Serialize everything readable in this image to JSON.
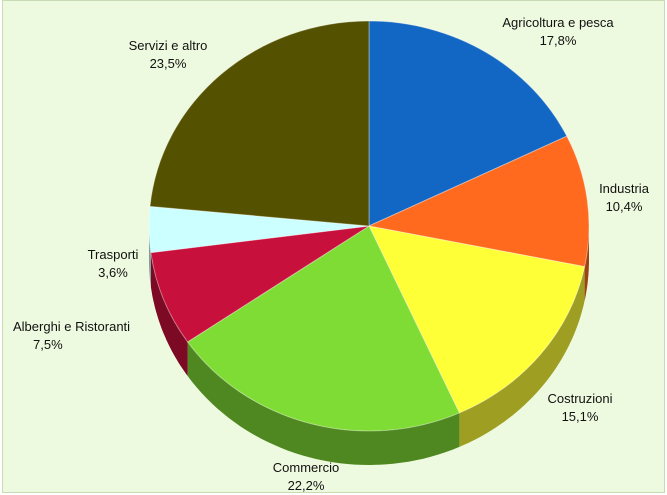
{
  "chart_data": {
    "type": "pie",
    "start": "top",
    "direction": "clockwise",
    "three_d": true,
    "slices": [
      {
        "label": "Agricoltura e pesca",
        "value_label": "17,8%",
        "value": 17.8,
        "color": "#1266c4"
      },
      {
        "label": "Industria",
        "value_label": "10,4%",
        "value": 10.4,
        "color": "#ff6a1e"
      },
      {
        "label": "Costruzioni",
        "value_label": "15,1%",
        "value": 15.1,
        "color": "#ffff38"
      },
      {
        "label": "Commercio",
        "value_label": "22,2%",
        "value": 22.2,
        "color": "#7fdc34"
      },
      {
        "label": "Alberghi e Ristoranti",
        "value_label": "7,5%",
        "value": 7.5,
        "color": "#c8103c"
      },
      {
        "label": "Trasporti",
        "value_label": "3,6%",
        "value": 3.6,
        "color": "#ccffff"
      },
      {
        "label": "Servizi e altro",
        "value_label": "23,5%",
        "value": 23.5,
        "color": "#545200"
      }
    ]
  }
}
★ ★ ★ ★ ★ ★ ★
Required task => Quote each record exactly as it stands, minus the pictures.

Task solution =>
Serialize everything readable in this image to JSON.
{
  "chart_data": {
    "type": "pie",
    "start": "top",
    "direction": "clockwise",
    "three_d": true,
    "slices": [
      {
        "label": "Agricoltura e pesca",
        "value_label": "17,8%",
        "value": 17.8,
        "color": "#1266c4"
      },
      {
        "label": "Industria",
        "value_label": "10,4%",
        "value": 10.4,
        "color": "#ff6a1e"
      },
      {
        "label": "Costruzioni",
        "value_label": "15,1%",
        "value": 15.1,
        "color": "#ffff38"
      },
      {
        "label": "Commercio",
        "value_label": "22,2%",
        "value": 22.2,
        "color": "#7fdc34"
      },
      {
        "label": "Alberghi e Ristoranti",
        "value_label": "7,5%",
        "value": 7.5,
        "color": "#c8103c"
      },
      {
        "label": "Trasporti",
        "value_label": "3,6%",
        "value": 3.6,
        "color": "#ccffff"
      },
      {
        "label": "Servizi e altro",
        "value_label": "23,5%",
        "value": 23.5,
        "color": "#545200"
      }
    ]
  }
}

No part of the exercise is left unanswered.